Data excerpts:
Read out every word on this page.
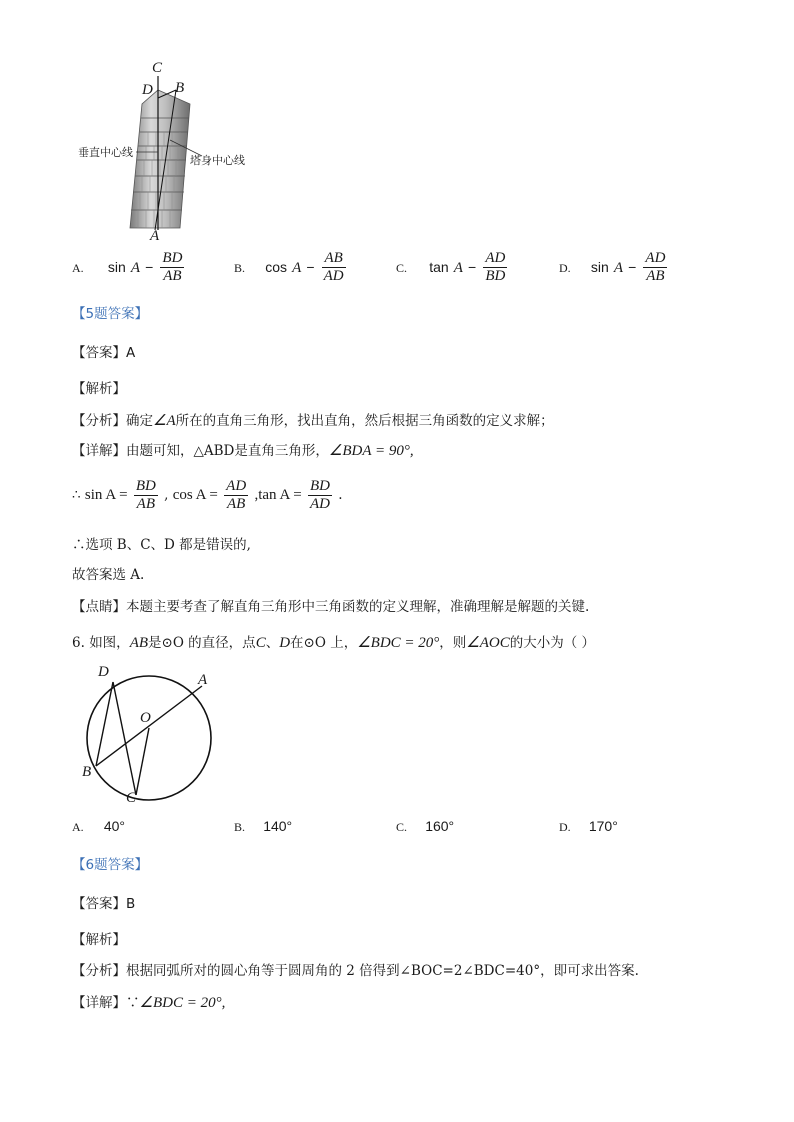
C
D B
A
垂直中心线
塔身中心线
A. $\sin A - \frac{BD}{AB}$	B. $\cos A - \frac{AB}{AD}$	C. $\tan A - \frac{AD}{BD}$	D. $\sin A - \frac{AD}{AB}$
【5题答案】
【答案】A
【解析】
【分析】确定∠A所在的直角三角形，找出直角，然后根据三角函数的定义求解；
【详解】由题可知，△ABD是直角三角形，∠BDA = 90°,
∴ $\sin A = \frac{BD}{AB}$ , $\cos A = \frac{AD}{AB} ,\tan$ $A = \frac{BD}{AD}$ .
∴选项 B、C、D 都是错误的,
故答案选 A.
【点睛】本题主要考查了解直角三角形中三角函数的定义理解，准确理解是解题的关键.
6. 如图，AB是⊙O 的直径，点C、D在⊙O 上，∠BDC = 20°，则∠AOC的大小为（ ）
D	A
O
B
C
A. 40°	B. 140°	C. 160°	D. 170°
【6题答案】
【答案】B
【解析】
【分析】根据同弧所对的圆心角等于圆周角的 2 倍得到∠BOC=2∠BDC=40°，即可求出答案.
【详解】∵∠BDC = 20°,
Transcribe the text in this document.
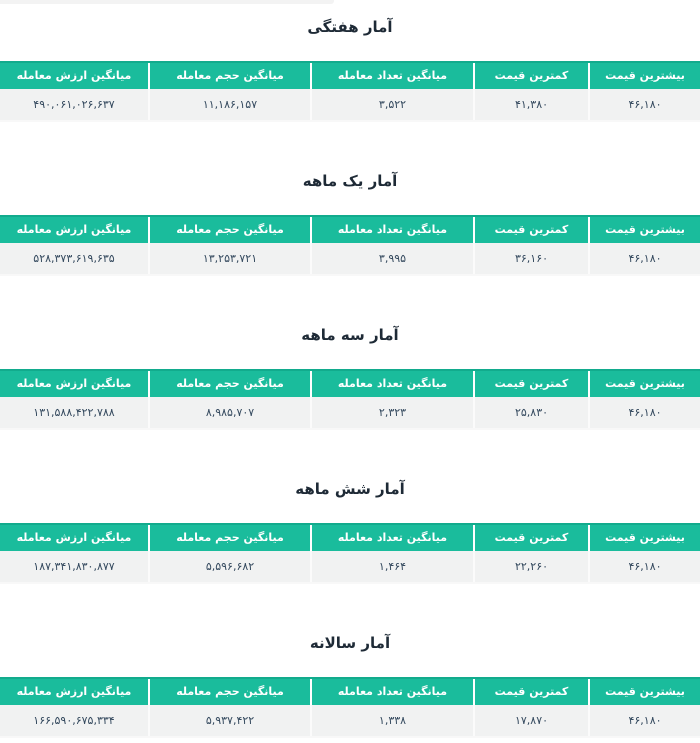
آمار هفتگی
بیشترین قیمت
کمترین قیمت
میانگین تعداد معامله
میانگین حجم معامله
میانگین ارزش معامله
۴۶,۱۸۰
۴۱,۳۸۰
۳,۵۲۲
۱۱,۱۸۶,۱۵۷
۴۹۰,۰۶۱,۰۲۶,۶۳۷
آمار یک ماهه
بیشترین قیمت
کمترین قیمت
میانگین تعداد معامله
میانگین حجم معامله
میانگین ارزش معامله
۴۶,۱۸۰
۳۶,۱۶۰
۳,۹۹۵
۱۳,۲۵۳,۷۲۱
۵۲۸,۳۷۳,۶۱۹,۶۳۵
آمار سه ماهه
بیشترین قیمت
کمترین قیمت
میانگین تعداد معامله
میانگین حجم معامله
میانگین ارزش معامله
۴۶,۱۸۰
۲۵,۸۳۰
۲,۳۲۳
۸,۹۸۵,۷۰۷
۱۳۱,۵۸۸,۴۲۲,۷۸۸
آمار شش ماهه
بیشترین قیمت
کمترین قیمت
میانگین تعداد معامله
میانگین حجم معامله
میانگین ارزش معامله
۴۶,۱۸۰
۲۲,۲۶۰
۱,۴۶۴
۵,۵۹۶,۶۸۲
۱۸۷,۳۴۱,۸۳۰,۸۷۷
آمار سالانه
بیشترین قیمت
کمترین قیمت
میانگین تعداد معامله
میانگین حجم معامله
میانگین ارزش معامله
۴۶,۱۸۰
۱۷,۸۷۰
۱,۳۳۸
۵,۹۳۷,۴۲۲
۱۶۶,۵۹۰,۶۷۵,۳۳۴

** Work to complete **
Find how many lines in the material hold the word "ماهه" and state that number alone.

** Finished answer **
3